▶ Request
Extract all lines that hold the string "doručení".

— Start Data shown —

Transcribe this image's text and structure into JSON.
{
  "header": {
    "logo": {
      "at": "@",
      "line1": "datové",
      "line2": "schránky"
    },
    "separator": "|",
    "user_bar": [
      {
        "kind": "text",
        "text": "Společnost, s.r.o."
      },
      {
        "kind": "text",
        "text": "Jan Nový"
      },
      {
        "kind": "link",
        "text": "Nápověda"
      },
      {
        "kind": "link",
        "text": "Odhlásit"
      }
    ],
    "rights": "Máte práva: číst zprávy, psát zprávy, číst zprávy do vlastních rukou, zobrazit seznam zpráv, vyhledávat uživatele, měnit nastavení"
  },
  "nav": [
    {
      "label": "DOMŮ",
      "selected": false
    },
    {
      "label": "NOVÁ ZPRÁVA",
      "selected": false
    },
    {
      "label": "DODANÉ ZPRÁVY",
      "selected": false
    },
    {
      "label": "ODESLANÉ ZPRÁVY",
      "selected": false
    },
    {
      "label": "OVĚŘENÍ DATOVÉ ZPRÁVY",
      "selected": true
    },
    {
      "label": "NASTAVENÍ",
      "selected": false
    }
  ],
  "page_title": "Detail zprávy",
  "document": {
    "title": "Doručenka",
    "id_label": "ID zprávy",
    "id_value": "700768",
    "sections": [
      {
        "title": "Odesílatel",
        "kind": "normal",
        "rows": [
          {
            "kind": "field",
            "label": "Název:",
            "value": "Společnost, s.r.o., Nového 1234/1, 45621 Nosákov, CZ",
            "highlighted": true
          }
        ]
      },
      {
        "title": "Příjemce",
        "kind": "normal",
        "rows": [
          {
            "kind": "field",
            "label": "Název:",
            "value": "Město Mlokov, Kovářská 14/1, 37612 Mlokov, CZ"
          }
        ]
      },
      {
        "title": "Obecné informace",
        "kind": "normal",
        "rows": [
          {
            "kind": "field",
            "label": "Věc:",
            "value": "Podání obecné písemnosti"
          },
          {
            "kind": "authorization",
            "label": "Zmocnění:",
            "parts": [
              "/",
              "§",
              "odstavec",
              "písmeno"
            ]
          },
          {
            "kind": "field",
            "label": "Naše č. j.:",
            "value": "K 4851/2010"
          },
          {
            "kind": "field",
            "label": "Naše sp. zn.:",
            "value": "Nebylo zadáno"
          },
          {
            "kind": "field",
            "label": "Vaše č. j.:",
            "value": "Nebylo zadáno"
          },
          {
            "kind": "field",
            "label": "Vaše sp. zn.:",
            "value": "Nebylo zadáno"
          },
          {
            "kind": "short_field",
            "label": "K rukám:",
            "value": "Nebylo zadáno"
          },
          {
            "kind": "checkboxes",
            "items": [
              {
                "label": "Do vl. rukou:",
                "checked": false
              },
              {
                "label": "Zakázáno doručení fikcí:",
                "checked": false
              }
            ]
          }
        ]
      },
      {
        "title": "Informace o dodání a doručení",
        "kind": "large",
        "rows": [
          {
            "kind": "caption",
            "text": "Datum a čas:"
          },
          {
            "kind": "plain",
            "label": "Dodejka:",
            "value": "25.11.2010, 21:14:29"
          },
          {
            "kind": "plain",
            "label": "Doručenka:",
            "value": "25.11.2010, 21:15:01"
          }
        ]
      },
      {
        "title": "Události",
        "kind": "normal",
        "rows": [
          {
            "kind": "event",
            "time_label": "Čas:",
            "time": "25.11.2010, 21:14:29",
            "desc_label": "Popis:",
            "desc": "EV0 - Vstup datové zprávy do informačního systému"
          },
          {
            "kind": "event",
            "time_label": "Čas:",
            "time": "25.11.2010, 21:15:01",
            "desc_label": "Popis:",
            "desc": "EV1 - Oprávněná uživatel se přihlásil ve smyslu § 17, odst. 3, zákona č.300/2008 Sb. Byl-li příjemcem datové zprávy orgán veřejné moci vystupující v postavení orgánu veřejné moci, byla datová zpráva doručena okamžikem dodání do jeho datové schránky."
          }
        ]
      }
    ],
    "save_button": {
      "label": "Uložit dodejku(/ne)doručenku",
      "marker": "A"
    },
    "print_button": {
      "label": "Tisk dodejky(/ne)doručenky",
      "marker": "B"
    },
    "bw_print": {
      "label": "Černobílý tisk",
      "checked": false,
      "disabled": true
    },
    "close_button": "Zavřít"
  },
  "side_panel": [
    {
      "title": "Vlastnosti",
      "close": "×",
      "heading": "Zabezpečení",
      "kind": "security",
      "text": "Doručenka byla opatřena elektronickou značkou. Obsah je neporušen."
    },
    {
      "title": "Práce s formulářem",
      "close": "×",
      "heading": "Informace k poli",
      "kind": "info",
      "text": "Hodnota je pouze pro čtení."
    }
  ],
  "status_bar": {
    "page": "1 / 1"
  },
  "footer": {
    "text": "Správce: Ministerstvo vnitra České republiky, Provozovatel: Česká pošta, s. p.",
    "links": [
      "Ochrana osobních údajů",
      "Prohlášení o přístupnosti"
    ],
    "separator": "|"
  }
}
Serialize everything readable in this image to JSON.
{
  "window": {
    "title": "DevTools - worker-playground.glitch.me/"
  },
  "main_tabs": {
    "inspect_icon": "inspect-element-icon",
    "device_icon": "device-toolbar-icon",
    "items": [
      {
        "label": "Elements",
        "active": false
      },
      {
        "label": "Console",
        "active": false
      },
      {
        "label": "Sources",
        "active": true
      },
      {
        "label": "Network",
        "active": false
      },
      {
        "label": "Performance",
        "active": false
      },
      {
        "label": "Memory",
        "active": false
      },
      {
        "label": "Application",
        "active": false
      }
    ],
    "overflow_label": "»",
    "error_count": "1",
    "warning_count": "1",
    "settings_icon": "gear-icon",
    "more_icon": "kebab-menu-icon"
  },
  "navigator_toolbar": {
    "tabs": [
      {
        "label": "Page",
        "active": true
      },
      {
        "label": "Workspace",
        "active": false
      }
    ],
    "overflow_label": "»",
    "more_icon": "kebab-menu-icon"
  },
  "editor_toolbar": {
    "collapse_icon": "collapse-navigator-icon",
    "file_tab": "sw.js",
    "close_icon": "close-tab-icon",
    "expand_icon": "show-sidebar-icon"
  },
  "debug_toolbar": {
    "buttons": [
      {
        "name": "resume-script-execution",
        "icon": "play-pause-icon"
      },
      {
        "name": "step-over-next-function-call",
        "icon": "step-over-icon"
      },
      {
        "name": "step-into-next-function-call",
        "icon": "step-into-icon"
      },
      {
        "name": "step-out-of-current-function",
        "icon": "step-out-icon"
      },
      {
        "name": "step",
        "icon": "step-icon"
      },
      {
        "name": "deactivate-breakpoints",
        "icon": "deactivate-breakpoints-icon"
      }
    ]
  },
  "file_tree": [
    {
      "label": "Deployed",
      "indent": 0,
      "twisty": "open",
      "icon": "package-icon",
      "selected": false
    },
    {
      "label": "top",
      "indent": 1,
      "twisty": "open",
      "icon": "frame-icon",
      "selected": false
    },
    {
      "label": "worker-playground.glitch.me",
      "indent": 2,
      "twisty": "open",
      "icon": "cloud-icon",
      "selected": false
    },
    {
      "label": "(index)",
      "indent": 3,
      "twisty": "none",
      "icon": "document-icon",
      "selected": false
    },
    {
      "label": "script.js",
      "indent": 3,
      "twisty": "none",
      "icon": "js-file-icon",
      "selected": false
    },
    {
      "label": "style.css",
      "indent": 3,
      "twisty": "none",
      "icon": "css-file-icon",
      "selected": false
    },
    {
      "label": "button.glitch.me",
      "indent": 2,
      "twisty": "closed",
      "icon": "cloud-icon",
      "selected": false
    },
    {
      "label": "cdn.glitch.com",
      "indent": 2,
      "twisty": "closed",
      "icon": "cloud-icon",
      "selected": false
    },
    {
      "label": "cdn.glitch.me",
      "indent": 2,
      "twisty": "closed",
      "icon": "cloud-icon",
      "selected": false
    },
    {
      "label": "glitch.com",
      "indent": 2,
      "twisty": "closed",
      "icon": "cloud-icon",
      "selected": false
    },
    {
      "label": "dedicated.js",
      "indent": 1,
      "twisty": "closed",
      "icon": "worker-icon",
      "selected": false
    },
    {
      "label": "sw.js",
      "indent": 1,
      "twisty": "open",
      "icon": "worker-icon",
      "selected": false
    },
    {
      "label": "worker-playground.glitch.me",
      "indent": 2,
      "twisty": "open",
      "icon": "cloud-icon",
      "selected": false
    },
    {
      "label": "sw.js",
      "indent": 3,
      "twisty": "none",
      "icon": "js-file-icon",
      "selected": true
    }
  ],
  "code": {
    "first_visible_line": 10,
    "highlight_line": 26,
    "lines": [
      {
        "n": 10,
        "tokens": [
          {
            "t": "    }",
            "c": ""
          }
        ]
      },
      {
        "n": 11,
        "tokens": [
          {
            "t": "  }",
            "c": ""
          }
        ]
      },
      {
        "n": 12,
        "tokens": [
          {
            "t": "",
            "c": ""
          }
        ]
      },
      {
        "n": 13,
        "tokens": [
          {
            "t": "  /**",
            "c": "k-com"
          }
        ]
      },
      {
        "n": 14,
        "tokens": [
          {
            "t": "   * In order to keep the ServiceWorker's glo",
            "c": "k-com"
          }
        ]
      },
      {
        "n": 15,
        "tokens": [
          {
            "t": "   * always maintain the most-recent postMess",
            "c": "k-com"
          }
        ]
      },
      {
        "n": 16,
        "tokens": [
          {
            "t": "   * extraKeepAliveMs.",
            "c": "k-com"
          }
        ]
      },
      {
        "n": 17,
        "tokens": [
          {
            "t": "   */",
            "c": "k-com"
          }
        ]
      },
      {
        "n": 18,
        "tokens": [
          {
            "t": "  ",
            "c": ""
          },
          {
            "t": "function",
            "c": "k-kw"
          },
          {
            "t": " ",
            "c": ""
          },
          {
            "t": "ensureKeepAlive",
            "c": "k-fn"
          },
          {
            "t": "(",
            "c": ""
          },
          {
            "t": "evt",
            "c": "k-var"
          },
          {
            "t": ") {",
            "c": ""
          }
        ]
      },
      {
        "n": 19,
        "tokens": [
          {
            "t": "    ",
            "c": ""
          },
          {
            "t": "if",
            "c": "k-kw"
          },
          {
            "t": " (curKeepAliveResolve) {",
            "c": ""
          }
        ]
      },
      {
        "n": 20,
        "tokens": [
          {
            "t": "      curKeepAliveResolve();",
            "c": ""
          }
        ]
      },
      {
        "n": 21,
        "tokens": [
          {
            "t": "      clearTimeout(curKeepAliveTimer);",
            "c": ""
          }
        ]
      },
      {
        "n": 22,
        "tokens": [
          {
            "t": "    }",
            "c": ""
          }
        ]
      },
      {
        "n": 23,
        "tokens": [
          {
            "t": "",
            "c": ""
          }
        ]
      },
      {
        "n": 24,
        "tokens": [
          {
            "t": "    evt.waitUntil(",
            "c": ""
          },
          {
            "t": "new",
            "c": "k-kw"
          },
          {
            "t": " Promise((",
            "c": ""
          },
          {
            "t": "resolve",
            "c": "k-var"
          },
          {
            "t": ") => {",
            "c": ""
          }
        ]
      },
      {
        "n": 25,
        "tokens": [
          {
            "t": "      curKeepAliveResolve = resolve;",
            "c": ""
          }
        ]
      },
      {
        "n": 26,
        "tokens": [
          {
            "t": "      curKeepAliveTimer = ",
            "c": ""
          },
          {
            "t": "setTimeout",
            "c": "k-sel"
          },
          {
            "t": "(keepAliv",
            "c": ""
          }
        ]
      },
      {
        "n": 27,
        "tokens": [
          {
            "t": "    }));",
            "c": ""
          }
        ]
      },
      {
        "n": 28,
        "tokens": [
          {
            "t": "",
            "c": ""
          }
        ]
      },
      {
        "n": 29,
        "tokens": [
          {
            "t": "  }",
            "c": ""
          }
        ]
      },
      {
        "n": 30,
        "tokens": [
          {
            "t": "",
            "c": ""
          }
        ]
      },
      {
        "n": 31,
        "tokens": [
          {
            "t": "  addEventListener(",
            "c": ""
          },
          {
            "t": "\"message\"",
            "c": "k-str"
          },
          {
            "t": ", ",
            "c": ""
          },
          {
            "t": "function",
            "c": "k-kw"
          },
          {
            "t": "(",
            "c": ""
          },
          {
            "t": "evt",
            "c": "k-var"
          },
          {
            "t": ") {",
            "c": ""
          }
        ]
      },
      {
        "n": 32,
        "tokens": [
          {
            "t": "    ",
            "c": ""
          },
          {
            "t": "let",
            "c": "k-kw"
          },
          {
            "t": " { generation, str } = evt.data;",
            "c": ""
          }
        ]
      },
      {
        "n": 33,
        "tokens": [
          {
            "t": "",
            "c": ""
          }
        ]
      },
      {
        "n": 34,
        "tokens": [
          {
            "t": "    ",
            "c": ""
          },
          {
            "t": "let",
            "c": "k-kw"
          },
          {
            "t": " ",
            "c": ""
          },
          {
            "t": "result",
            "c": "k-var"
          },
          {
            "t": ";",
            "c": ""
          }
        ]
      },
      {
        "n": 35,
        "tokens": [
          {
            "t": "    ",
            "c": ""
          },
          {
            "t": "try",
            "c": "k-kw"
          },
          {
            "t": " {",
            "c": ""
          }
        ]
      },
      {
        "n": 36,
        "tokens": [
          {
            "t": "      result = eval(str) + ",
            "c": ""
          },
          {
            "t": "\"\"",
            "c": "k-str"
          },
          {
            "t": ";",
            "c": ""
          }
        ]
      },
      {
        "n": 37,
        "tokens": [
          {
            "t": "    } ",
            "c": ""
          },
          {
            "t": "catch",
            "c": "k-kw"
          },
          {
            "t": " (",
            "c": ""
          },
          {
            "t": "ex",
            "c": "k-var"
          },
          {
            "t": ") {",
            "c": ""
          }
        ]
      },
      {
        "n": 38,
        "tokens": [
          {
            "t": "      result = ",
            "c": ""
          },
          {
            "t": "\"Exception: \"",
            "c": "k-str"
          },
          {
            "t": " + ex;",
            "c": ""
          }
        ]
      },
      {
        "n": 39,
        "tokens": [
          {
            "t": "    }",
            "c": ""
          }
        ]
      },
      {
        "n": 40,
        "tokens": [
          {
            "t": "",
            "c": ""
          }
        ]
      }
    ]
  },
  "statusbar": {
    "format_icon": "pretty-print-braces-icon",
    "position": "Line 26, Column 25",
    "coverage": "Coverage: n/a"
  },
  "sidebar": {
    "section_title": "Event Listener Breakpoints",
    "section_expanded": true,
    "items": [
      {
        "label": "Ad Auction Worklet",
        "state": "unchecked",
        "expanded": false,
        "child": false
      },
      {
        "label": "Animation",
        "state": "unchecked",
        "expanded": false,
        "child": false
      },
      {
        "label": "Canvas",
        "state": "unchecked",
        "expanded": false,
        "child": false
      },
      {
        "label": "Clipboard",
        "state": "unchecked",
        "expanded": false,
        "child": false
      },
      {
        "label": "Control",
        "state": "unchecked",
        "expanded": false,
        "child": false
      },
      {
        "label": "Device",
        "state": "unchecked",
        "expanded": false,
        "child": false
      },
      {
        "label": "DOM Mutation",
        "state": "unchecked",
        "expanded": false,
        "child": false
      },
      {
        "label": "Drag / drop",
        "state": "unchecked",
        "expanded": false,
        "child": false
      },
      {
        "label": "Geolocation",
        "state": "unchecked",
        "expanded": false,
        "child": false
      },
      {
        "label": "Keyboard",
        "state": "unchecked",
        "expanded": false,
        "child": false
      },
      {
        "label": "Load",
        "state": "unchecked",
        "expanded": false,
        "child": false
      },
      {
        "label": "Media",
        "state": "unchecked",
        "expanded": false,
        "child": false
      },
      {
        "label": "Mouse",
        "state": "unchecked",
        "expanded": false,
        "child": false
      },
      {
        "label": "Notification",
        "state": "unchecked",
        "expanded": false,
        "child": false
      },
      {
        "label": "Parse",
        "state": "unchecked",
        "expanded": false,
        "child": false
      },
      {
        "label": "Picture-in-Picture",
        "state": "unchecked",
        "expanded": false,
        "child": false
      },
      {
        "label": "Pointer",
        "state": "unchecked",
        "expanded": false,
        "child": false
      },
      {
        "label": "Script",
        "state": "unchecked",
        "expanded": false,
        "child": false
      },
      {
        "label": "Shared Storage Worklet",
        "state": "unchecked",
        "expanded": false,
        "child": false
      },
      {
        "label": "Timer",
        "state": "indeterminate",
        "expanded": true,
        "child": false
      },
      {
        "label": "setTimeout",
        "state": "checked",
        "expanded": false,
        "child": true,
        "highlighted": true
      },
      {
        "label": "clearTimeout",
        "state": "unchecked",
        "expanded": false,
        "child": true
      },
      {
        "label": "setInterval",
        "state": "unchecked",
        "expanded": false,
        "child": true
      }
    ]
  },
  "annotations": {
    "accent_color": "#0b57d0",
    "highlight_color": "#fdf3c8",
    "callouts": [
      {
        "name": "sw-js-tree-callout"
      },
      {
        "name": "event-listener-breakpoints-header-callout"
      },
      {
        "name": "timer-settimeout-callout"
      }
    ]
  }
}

— End Data shown —

▶ Exercise response
                "label": "Zakázáno doručení fikcí:",
        "title": "Informace o dodání a doručení",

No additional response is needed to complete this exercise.